Rewrite everything from the line containing "range-dash: - [972, 254, 975, 264]" down to the line containing "url-text[interactable]: irishforeurope.org/ [130, 5, 244, 21]", changing "interactable" to "clickable" throughout and leaving the rest as it is.

★ ★ ★

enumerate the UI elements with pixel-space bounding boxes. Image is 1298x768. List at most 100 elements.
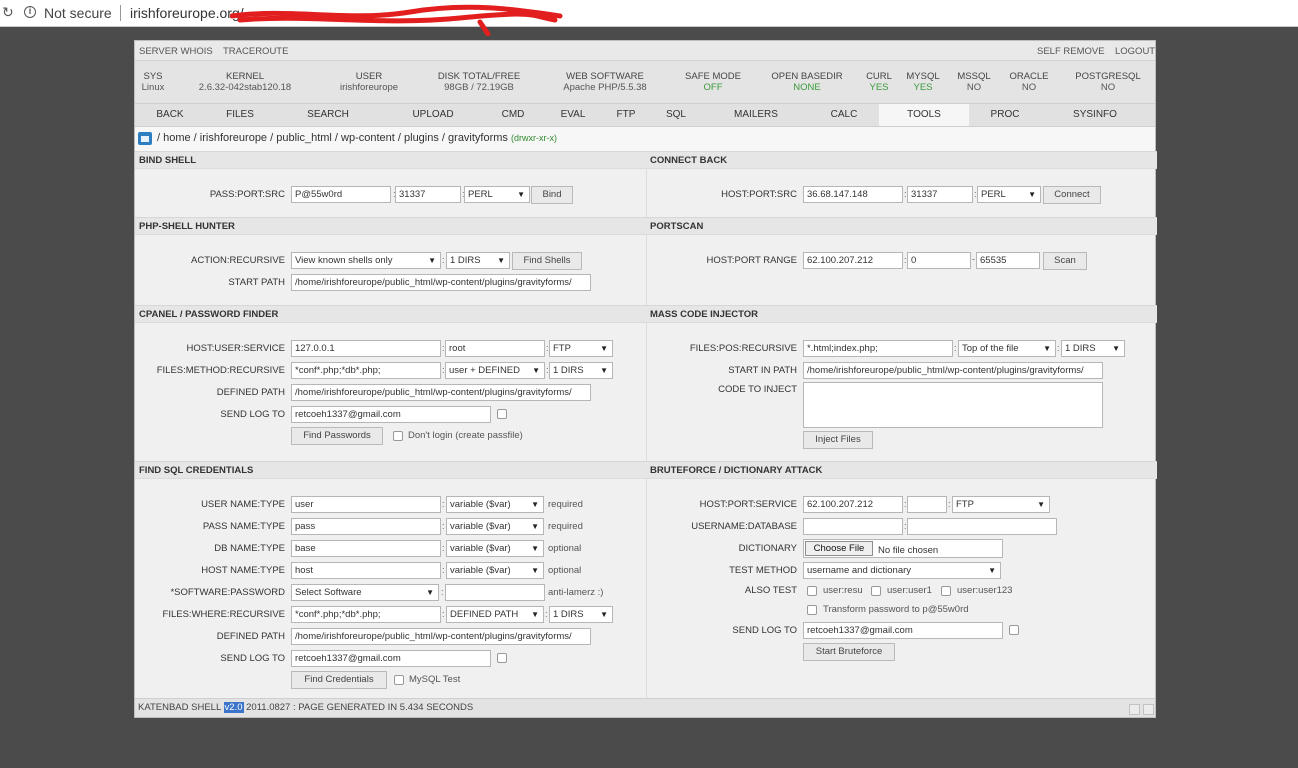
range-dash: - [972, 254, 975, 264]
tab-upload[interactable]: UPLOAD [395, 104, 471, 126]
colon-sep: : [442, 499, 445, 509]
tab-calc[interactable]: CALC [811, 104, 877, 126]
brute-port-input[interactable] [907, 496, 947, 513]
tab-search[interactable]: SEARCH [289, 104, 367, 126]
cpanel-host-input[interactable]: 127.0.0.1 [291, 340, 441, 357]
brute-host-input[interactable]: 62.100.207.212 [803, 496, 903, 513]
also-test-user123-checkbox[interactable] [941, 586, 951, 596]
sql-db-input[interactable]: base [291, 540, 441, 557]
connect-port-input[interactable]: 31337 [907, 186, 973, 203]
brute-log-input[interactable]: retcoeh1337@gmail.com [803, 622, 1003, 639]
sql-pass-type-select[interactable]: variable ($var) ▼ [446, 518, 544, 535]
find-passwords-button[interactable]: Find Passwords [291, 427, 383, 445]
connect-button[interactable]: Connect [1043, 186, 1101, 204]
shell-hunter-dirs-select[interactable]: 1 DIRS ▼ [446, 252, 510, 269]
logout-link[interactable]: LOGOUT [1115, 46, 1155, 57]
inject-files-button[interactable]: Inject Files [803, 431, 873, 449]
shell-hunter-action-select[interactable]: View known shells only ▼ [291, 252, 441, 269]
dont-login-checkbox[interactable] [393, 431, 403, 441]
tab-mailers[interactable]: MAILERS [717, 104, 795, 126]
top-nav: SERVER WHOIS TRACEROUTE SELF REMOVE LOGO… [135, 41, 1155, 61]
sql-db-type-select[interactable]: variable ($var) ▼ [446, 540, 544, 557]
info-icon[interactable]: i [24, 6, 36, 18]
server-whois-link[interactable]: SERVER WHOIS [139, 46, 213, 57]
brute-log-checkbox[interactable] [1009, 625, 1019, 635]
find-shells-button[interactable]: Find Shells [512, 252, 582, 270]
brute-dict-label: DICTIONARY [738, 543, 797, 554]
traceroute-link[interactable]: TRACEROUTE [223, 46, 288, 57]
portscan-to-input[interactable]: 65535 [976, 252, 1040, 269]
url-text[interactable]: irishforeurope.org/ [130, 5, 244, 21]
sql-files-input[interactable]: *conf*.php;*db*.php; [291, 606, 441, 623]
injector-files-input[interactable]: *.html;index.php; [803, 340, 953, 357]
brute-method-select[interactable]: username and dictionary ▼ [803, 562, 1001, 579]
sql-where-select[interactable]: DEFINED PATH ▼ [446, 606, 544, 623]
tab-sql[interactable]: SQL [651, 104, 701, 126]
tab-back[interactable]: BACK [135, 104, 205, 126]
tab-proc[interactable]: PROC [969, 104, 1041, 126]
reload-icon[interactable]: ↻ [2, 4, 14, 21]
brute-database-input[interactable] [907, 518, 1057, 535]
brute-username-input[interactable] [803, 518, 903, 535]
bind-src-select[interactable]: PERL ▼ [464, 186, 530, 203]
shell-hunter-start-path[interactable]: /home/irishforeurope/public_html/wp-cont… [291, 274, 591, 291]
connect-src-select[interactable]: PERL ▼ [977, 186, 1041, 203]
cpanel-method-select[interactable]: user + DEFINED ▼ [445, 362, 545, 379]
scan-button[interactable]: Scan [1043, 252, 1087, 270]
sql-pass-input[interactable]: pass [291, 518, 441, 535]
sql-software-select[interactable]: Select Software ▼ [291, 584, 439, 601]
bind-pass-input[interactable]: P@55w0rd [291, 186, 391, 203]
dictionary-file-input[interactable]: Choose File No file chosen [803, 539, 1003, 558]
start-bruteforce-button[interactable]: Start Bruteforce [803, 643, 895, 661]
cpanel-log-checkbox[interactable] [497, 409, 507, 419]
tab-tools[interactable]: TOOLS [879, 104, 969, 126]
sql-defined-path[interactable]: /home/irishforeurope/public_html/wp-cont… [291, 628, 591, 645]
shell-hunter-action-label: ACTION:RECURSIVE [191, 255, 285, 266]
find-credentials-button[interactable]: Find Credentials [291, 671, 387, 689]
cpanel-user-input[interactable]: root [445, 340, 545, 357]
footer-box-right[interactable] [1143, 704, 1154, 715]
tab-ftp[interactable]: FTP [601, 104, 651, 126]
sql-dirs-select[interactable]: 1 DIRS ▼ [549, 606, 613, 623]
cpanel-dirs-select[interactable]: 1 DIRS ▼ [549, 362, 613, 379]
portscan-from-input[interactable]: 0 [907, 252, 971, 269]
sql-creds-header: FIND SQL CREDENTIALS [135, 461, 646, 479]
tab-files[interactable]: FILES [205, 104, 275, 126]
tab-sysinfo[interactable]: SYSINFO [1053, 104, 1137, 126]
sql-software-password[interactable] [445, 584, 545, 601]
sql-host-type-select[interactable]: variable ($var) ▼ [446, 562, 544, 579]
mysql-test-label: MySQL Test [409, 674, 461, 685]
also-test-resu-checkbox[interactable] [807, 586, 817, 596]
connect-back-header: CONNECT BACK [646, 151, 1157, 169]
cpanel-log-input[interactable]: retcoeh1337@gmail.com [291, 406, 491, 423]
sql-log-input[interactable]: retcoeh1337@gmail.com [291, 650, 491, 667]
tab-eval[interactable]: EVAL [545, 104, 601, 126]
mysql-test-checkbox[interactable] [394, 675, 404, 685]
cpanel-files-input[interactable]: *conf*.php;*db*.php; [291, 362, 441, 379]
injector-start-path[interactable]: /home/irishforeurope/public_html/wp-cont… [803, 362, 1103, 379]
cpanel-service-select[interactable]: FTP ▼ [549, 340, 613, 357]
brute-service-select[interactable]: FTP ▼ [952, 496, 1050, 513]
choose-file-button[interactable]: Choose File [805, 541, 873, 556]
footer-box-left[interactable] [1129, 704, 1140, 715]
injector-pos-select[interactable]: Top of the file ▼ [958, 340, 1056, 357]
transform-password-checkbox[interactable] [807, 605, 817, 615]
sql-log-checkbox[interactable] [497, 653, 507, 663]
connect-host-input[interactable]: 36.68.147.148 [803, 186, 903, 203]
cpanel-defined-path[interactable]: /home/irishforeurope/public_html/wp-cont… [291, 384, 591, 401]
code-to-inject-textarea[interactable] [803, 382, 1103, 428]
cpanel-hus-label: HOST:USER:SERVICE [186, 343, 285, 354]
portscan-host-input[interactable]: 62.100.207.212 [803, 252, 903, 269]
bind-port-input[interactable]: 31337 [395, 186, 461, 203]
self-remove-link[interactable]: SELF REMOVE [1037, 46, 1105, 57]
sql-user-input[interactable]: user [291, 496, 441, 513]
home-icon[interactable] [138, 132, 152, 145]
sql-host-input[interactable]: host [291, 562, 441, 579]
breadcrumb-path[interactable]: / home / irishforeurope / public_html / … [157, 132, 557, 144]
injector-dirs-select[interactable]: 1 DIRS ▼ [1061, 340, 1125, 357]
bind-button[interactable]: Bind [531, 186, 573, 204]
tab-cmd[interactable]: CMD [485, 104, 541, 126]
main-tabs: BACK FILES SEARCH UPLOAD CMD EVAL FTP SQ… [135, 104, 1155, 127]
also-test-user1-checkbox[interactable] [871, 586, 881, 596]
sql-user-type-select[interactable]: variable ($var) ▼ [446, 496, 544, 513]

★ ★ ★

> **Output below**
range-dash: - [972, 254, 975, 264]
tab-upload[clickable]: UPLOAD [395, 104, 471, 126]
colon-sep: : [442, 499, 445, 509]
tab-calc[clickable]: CALC [811, 104, 877, 126]
brute-port-input[clickable] [907, 496, 947, 513]
tab-search[clickable]: SEARCH [289, 104, 367, 126]
cpanel-host-input[clickable]: 127.0.0.1 [291, 340, 441, 357]
brute-host-input[clickable]: 62.100.207.212 [803, 496, 903, 513]
also-test-user123-checkbox[clickable] [941, 586, 951, 596]
sql-db-input[clickable]: base [291, 540, 441, 557]
connect-port-input[clickable]: 31337 [907, 186, 973, 203]
brute-log-input[clickable]: retcoeh1337@gmail.com [803, 622, 1003, 639]
sql-pass-type-select[clickable]: variable ($var) ▼ [446, 518, 544, 535]
find-passwords-button[clickable]: Find Passwords [291, 427, 383, 445]
connect-button[clickable]: Connect [1043, 186, 1101, 204]
shell-hunter-dirs-select[clickable]: 1 DIRS ▼ [446, 252, 510, 269]
logout-link[clickable]: LOGOUT [1115, 46, 1155, 57]
inject-files-button[clickable]: Inject Files [803, 431, 873, 449]
shell-hunter-action-select[clickable]: View known shells only ▼ [291, 252, 441, 269]
dont-login-checkbox[clickable] [393, 431, 403, 441]
tab-mailers[clickable]: MAILERS [717, 104, 795, 126]
top-nav: SERVER WHOIS TRACEROUTE SELF REMOVE LOGO… [135, 41, 1155, 61]
sql-db-type-select[clickable]: variable ($var) ▼ [446, 540, 544, 557]
info-icon[clickable]: i [24, 6, 36, 18]
server-whois-link[clickable]: SERVER WHOIS [139, 46, 213, 57]
brute-log-checkbox[clickable] [1009, 625, 1019, 635]
find-shells-button[clickable]: Find Shells [512, 252, 582, 270]
brute-dict-label: DICTIONARY [738, 543, 797, 554]
traceroute-link[clickable]: TRACEROUTE [223, 46, 288, 57]
portscan-to-input[clickable]: 65535 [976, 252, 1040, 269]
url-text[clickable]: irishforeurope.org/ [130, 5, 244, 21]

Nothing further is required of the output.